▶ _To be done_
Omit any picture, and return the remaining data exactly as written.

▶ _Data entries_
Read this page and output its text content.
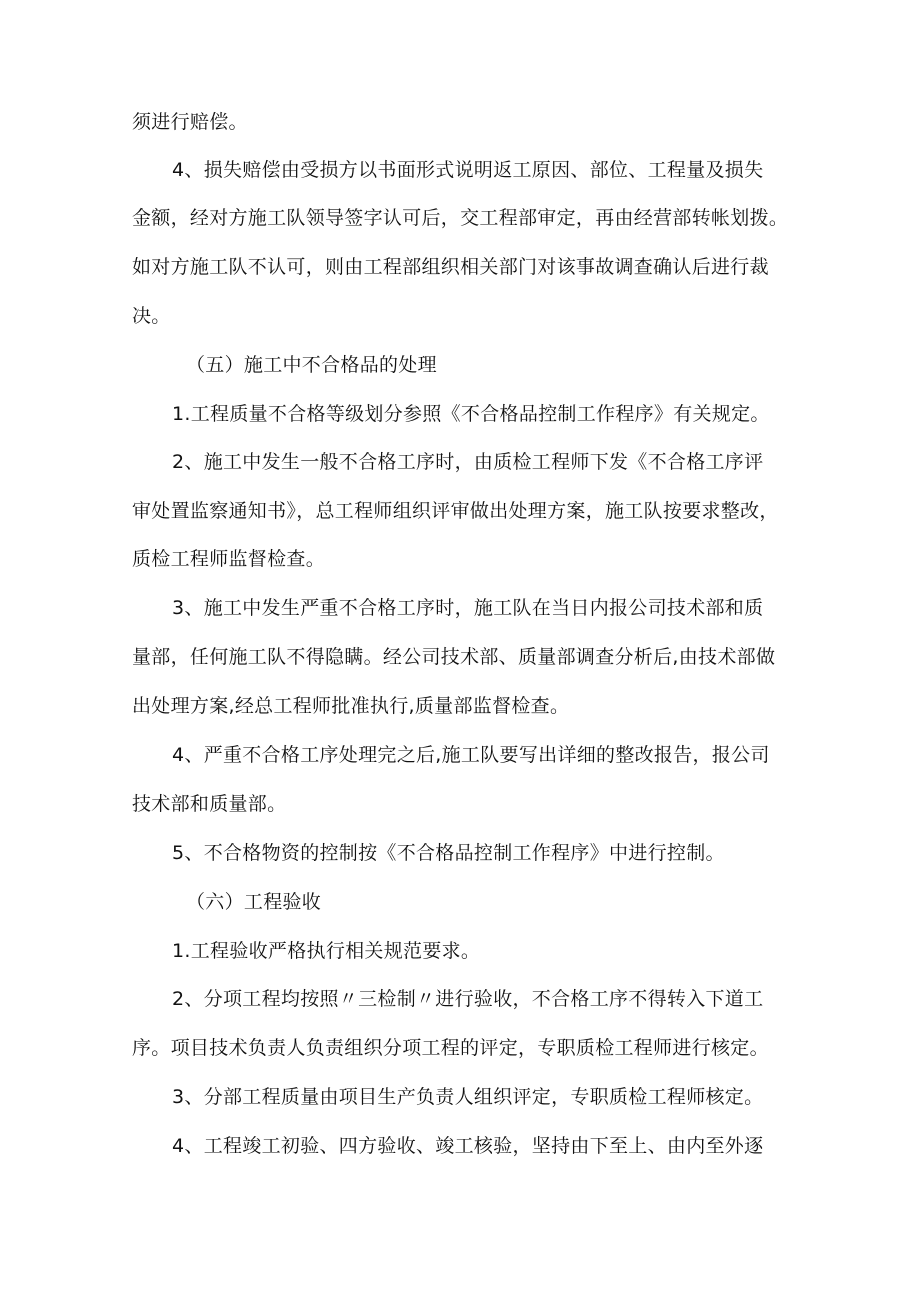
须进行赔偿。
4、损失赔偿由受损方以书面形式说明返工原因、部位、工程量及损失
金额，经对方施工队领导签字认可后，交工程部审定，再由经营部转帐划拨。
如对方施工队不认可，则由工程部组织相关部门对该事故调查确认后进行裁
决。
（五）施工中不合格品的处理
1.工程质量不合格等级划分参照《不合格品控制工作程序》有关规定。
2、施工中发生一般不合格工序时，由质检工程师下发《不合格工序评
审处置监察通知书》，总工程师组织评审做出处理方案，施工队按要求整改，
质检工程师监督检查。
3、施工中发生严重不合格工序时，施工队在当日内报公司技术部和质
量部，任何施工队不得隐瞒。经公司技术部、质量部调查分析后,由技术部做
出处理方案,经总工程师批准执行,质量部监督检查。
4、严重不合格工序处理完之后,施工队要写出详细的整改报告，报公司
技术部和质量部。
5、不合格物资的控制按《不合格品控制工作程序》中进行控制。
（六）工程验收
1.工程验收严格执行相关规范要求。
2、分项工程均按照〃三检制〃进行验收，不合格工序不得转入下道工
序。项目技术负责人负责组织分项工程的评定，专职质检工程师进行核定。
3、分部工程质量由项目生产负责人组织评定，专职质检工程师核定。
4、工程竣工初验、四方验收、竣工核验，坚持由下至上、由内至外逐
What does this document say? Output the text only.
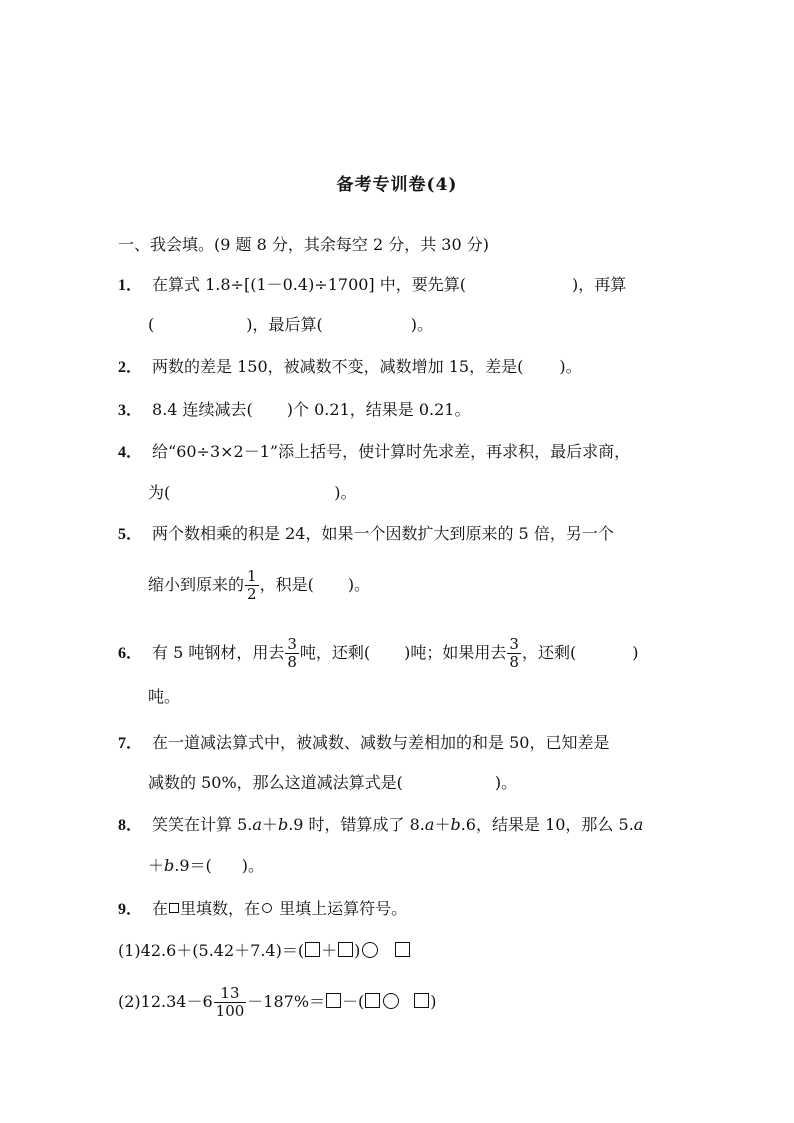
备考专训卷(4)
一、我会填。(9 题 8 分，其余每空 2 分，共 30 分)
1． 在算式 1.8÷[(1－0.4)÷1700] 中，要先算(	)，再算
(	)，最后算(	)。
2． 两数的差是 150，被减数不变，减数增加 15，差是( )。
3． 8.4 连续减去( )个 0.21，结果是 0.21。
4． 给“60÷3×2－1”添上括号，使计算时先求差，再求积，最后求商，
为(	)。
5． 两个数相乘的积是 24，如果一个因数扩大到原来的 5 倍，另一个
缩小到原来的 $\frac{1}{2}$ ，积是( )。
6． 有 5 吨钢材，用去 $\frac{3}{8}$ 吨，还剩( )吨；如果用去 $\frac{3}{8}$ ，还剩(	)
吨。
7． 在一道减法算式中，被减数、减数与差相加的和是 50，已知差是
减数的 50%，那么这道减法算式是(	)。
8． 笑笑在计算 5.a＋b.9 时，错算成了 8.a＋b.6，结果是 10，那么 5.a
＋b.9＝( )。
9． 在 里填数，在 里填上运算符号。
(1)42.6＋(5.42＋7.4)＝( ＋ )
$(2)12.34-6 \frac{13}{100} -187\%=$ －(	)
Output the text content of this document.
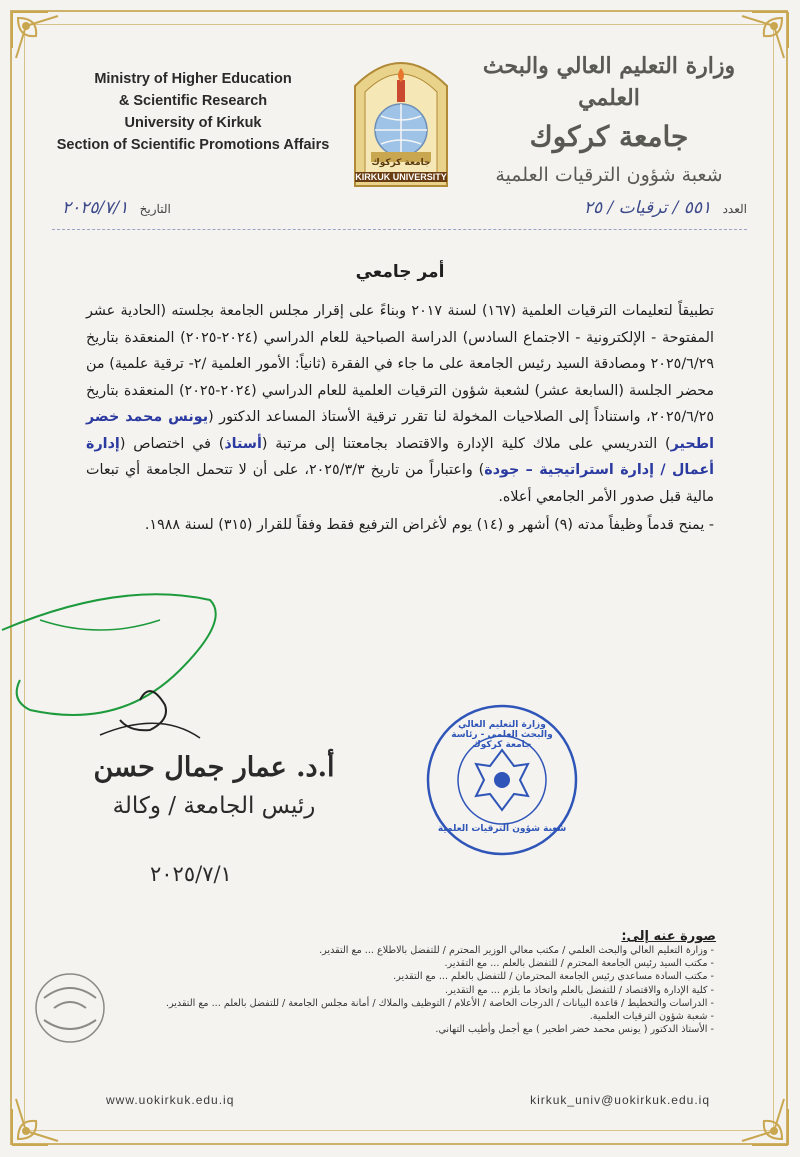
Ministry of Higher Education
& Scientific Research
University of Kirkuk
Section of Scientific Promotions Affairs
جامعة كركوك
KIRKUK UNIVERSITY
وزارة التعليم العالي والبحث العلمي
جامعة كركوك
شعبة شؤون الترقيات العلمية
العدد ٥٥١ / ترقيات / ٢٥
التاريخ ٢٠٢٥/٧/١
أمر جامعي

تطبيقاً لتعليمات الترقيات العلمية (١٦٧) لسنة ٢٠١٧ وبناءً على إقرار مجلس الجامعة بجلسته (الحادية عشر المفتوحة - الإلكترونية - الاجتماع السادس) الدراسة الصباحية للعام الدراسي (٢٠٢٤-٢٠٢٥) المنعقدة بتاريخ ٢٠٢٥/٦/٢٩ ومصادقة السيد رئيس الجامعة على ما جاء في الفقرة (ثانياً: الأمور العلمية /٢- ترقية علمية) من محضر الجلسة (السابعة عشر) لشعبة شؤون الترقيات العلمية للعام الدراسي (٢٠٢٤-٢٠٢٥) المنعقدة بتاريخ ٢٠٢٥/٦/٢٥، واستناداً إلى الصلاحيات المخولة لنا تقرر ترقية الأستاذ المساعد الدكتور (يونس محمد خضر اطحير) التدريسي على ملاك كلية الإدارة والاقتصاد بجامعتنا إلى مرتبة (أستاذ) في اختصاص (إدارة أعمال / إدارة استراتيجية – جودة) واعتباراً من تاريخ ٢٠٢٥/٣/٣، على أن لا تتحمل الجامعة أي تبعات مالية قبل صدور الأمر الجامعي أعلاه.

- يمنح قدماً وظيفاً مدته (٩) أشهر و (١٤) يوم لأغراض الترفيع فقط وفقاً للقرار (٣١٥) لسنة ١٩٨٨.

أ.د. عمار جمال حسن
رئيس الجامعة / وكالة
٢٠٢٥/٧/١
وزارة التعليم العالي والبحث العلمي - رئاسة جامعة كركوك
شعبة شؤون الترقيات العلمية
صورة عنه إلى:
- وزارة التعليم العالي والبحث العلمي / مكتب معالي الوزير المحترم / للتفضل بالاطلاع ... مع التقدير.
- مكتب السيد رئيس الجامعة المحترم / للتفضل بالعلم ... مع التقدير.
- مكتب السادة مساعدي رئيس الجامعة المحترمان / للتفضل بالعلم ... مع التقدير.
- كلية الإدارة والاقتصاد / للتفضل بالعلم واتخاذ ما يلزم ... مع التقدير.
- الدراسات والتخطيط / قاعدة البيانات / الدرجات الخاصة / الأعلام / التوظيف والملاك / أمانة مجلس الجامعة / للتفضل بالعلم ... مع التقدير.
- شعبة شؤون الترقيات العلمية.
- الأستاذ الدكتور ( يونس محمد خضر اطحير ) مع أجمل وأطيب التهاني.
www.uokirkuk.edu.iq	kirkuk_univ@uokirkuk.edu.iq
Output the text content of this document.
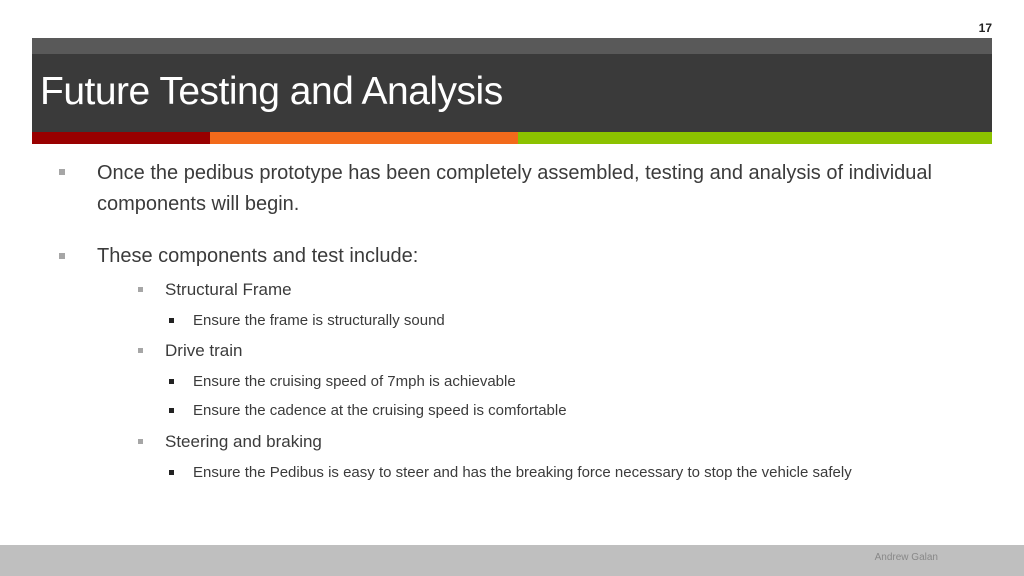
17
Future Testing and Analysis
Once the pedibus prototype has been completely assembled, testing and analysis of individual components will begin.
These components and test include:
Structural Frame
Ensure the frame is structurally sound
Drive train
Ensure the cruising speed of 7mph is achievable
Ensure the cadence at the cruising speed is comfortable
Steering and braking
Ensure the Pedibus is easy to steer and has the breaking force necessary to stop the vehicle safely
Andrew Galan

▶ _Reply to the task_
Read this page and output its text content.
须进行赔偿。
4、损失赔偿由受损方以书面形式说明返工原因、部位、工程量及损失
金额，经对方施工队领导签字认可后，交工程部审定，再由经营部转帐划拨。
如对方施工队不认可，则由工程部组织相关部门对该事故调查确认后进行裁
决。
（五）施工中不合格品的处理
1.工程质量不合格等级划分参照《不合格品控制工作程序》有关规定。
2、施工中发生一般不合格工序时，由质检工程师下发《不合格工序评
审处置监察通知书》，总工程师组织评审做出处理方案，施工队按要求整改，
质检工程师监督检查。
3、施工中发生严重不合格工序时，施工队在当日内报公司技术部和质
量部，任何施工队不得隐瞒。经公司技术部、质量部调查分析后,由技术部做
出处理方案,经总工程师批准执行,质量部监督检查。
4、严重不合格工序处理完之后,施工队要写出详细的整改报告，报公司
技术部和质量部。
5、不合格物资的控制按《不合格品控制工作程序》中进行控制。
（六）工程验收
1.工程验收严格执行相关规范要求。
2、分项工程均按照〃三检制〃进行验收，不合格工序不得转入下道工
序。项目技术负责人负责组织分项工程的评定，专职质检工程师进行核定。
3、分部工程质量由项目生产负责人组织评定，专职质检工程师核定。
4、工程竣工初验、四方验收、竣工核验，坚持由下至上、由内至外逐
What does this document say? Output the text only.
备考专训卷(4)
一、我会填。(9 题 8 分，其余每空 2 分，共 30 分)
1． 在算式 1.8÷[(1－0.4)÷1700] 中，要先算(	)，再算
(	)，最后算(	)。
2． 两数的差是 150，被减数不变，减数增加 15，差是( )。
3． 8.4 连续减去( )个 0.21，结果是 0.21。
4． 给“60÷3×2－1”添上括号，使计算时先求差，再求积，最后求商，
为(	)。
5． 两个数相乘的积是 24，如果一个因数扩大到原来的 5 倍，另一个
缩小到原来的 $\frac{1}{2}$ ，积是( )。
6． 有 5 吨钢材，用去 $\frac{3}{8}$ 吨，还剩( )吨；如果用去 $\frac{3}{8}$ ，还剩(	)
吨。
7． 在一道减法算式中，被减数、减数与差相加的和是 50，已知差是
减数的 50%，那么这道减法算式是(	)。
8． 笑笑在计算 5.a＋b.9 时，错算成了 8.a＋b.6，结果是 10，那么 5.a
＋b.9＝( )。
9． 在 里填数，在 里填上运算符号。
(1)42.6＋(5.42＋7.4)＝( ＋ )
$(2)12.34-6 \frac{13}{100} -187\%=$ －(	)
Output the text content of this document.
Ministry of Higher Education
& Scientific Research
University of Kirkuk
Section of Scientific Promotions Affairs
جامعة كركوك
KIRKUK UNIVERSITY
وزارة التعليم العالي والبحث العلمي
جامعة كركوك
شعبة شؤون الترقيات العلمية
العدد ٥٥١ / ترقيات / ٢٥
التاريخ ٢٠٢٥/٧/١
أمر جامعي

تطبيقاً لتعليمات الترقيات العلمية (١٦٧) لسنة ٢٠١٧ وبناءً على إقرار مجلس الجامعة بجلسته (الحادية عشر المفتوحة - الإلكترونية - الاجتماع السادس) الدراسة الصباحية للعام الدراسي (٢٠٢٤-٢٠٢٥) المنعقدة بتاريخ ٢٠٢٥/٦/٢٩ ومصادقة السيد رئيس الجامعة على ما جاء في الفقرة (ثانياً: الأمور العلمية /٢- ترقية علمية) من محضر الجلسة (السابعة عشر) لشعبة شؤون الترقيات العلمية للعام الدراسي (٢٠٢٤-٢٠٢٥) المنعقدة بتاريخ ٢٠٢٥/٦/٢٥، واستناداً إلى الصلاحيات المخولة لنا تقرر ترقية الأستاذ المساعد الدكتور (يونس محمد خضر اطحير) التدريسي على ملاك كلية الإدارة والاقتصاد بجامعتنا إلى مرتبة (أستاذ) في اختصاص (إدارة أعمال / إدارة استراتيجية – جودة) واعتباراً من تاريخ ٢٠٢٥/٣/٣، على أن لا تتحمل الجامعة أي تبعات مالية قبل صدور الأمر الجامعي أعلاه.

- يمنح قدماً وظيفاً مدته (٩) أشهر و (١٤) يوم لأغراض الترفيع فقط وفقاً للقرار (٣١٥) لسنة ١٩٨٨.

أ.د. عمار جمال حسن
رئيس الجامعة / وكالة
٢٠٢٥/٧/١
وزارة التعليم العالي والبحث العلمي - رئاسة جامعة كركوك
شعبة شؤون الترقيات العلمية
صورة عنه إلى:
- وزارة التعليم العالي والبحث العلمي / مكتب معالي الوزير المحترم / للتفضل بالاطلاع ... مع التقدير.
- مكتب السيد رئيس الجامعة المحترم / للتفضل بالعلم ... مع التقدير.
- مكتب السادة مساعدي رئيس الجامعة المحترمان / للتفضل بالعلم ... مع التقدير.
- كلية الإدارة والاقتصاد / للتفضل بالعلم واتخاذ ما يلزم ... مع التقدير.
- الدراسات والتخطيط / قاعدة البيانات / الدرجات الخاصة / الأعلام / التوظيف والملاك / أمانة مجلس الجامعة / للتفضل بالعلم ... مع التقدير.
- شعبة شؤون الترقيات العلمية.
- الأستاذ الدكتور ( يونس محمد خضر اطحير ) مع أجمل وأطيب التهاني.
www.uokirkuk.edu.iq	kirkuk_univ@uokirkuk.edu.iq
Output the text content of this document.
17
Future Testing and Analysis
Once the pedibus prototype has been completely assembled, testing and analysis of individual components will begin.
These components and test include:
Structural Frame
Ensure the frame is structurally sound
Drive train
Ensure the cruising speed of 7mph is achievable
Ensure the cadence at the cruising speed is comfortable
Steering and braking
Ensure the Pedibus is easy to steer and has the breaking force necessary to stop the vehicle safely
Andrew Galan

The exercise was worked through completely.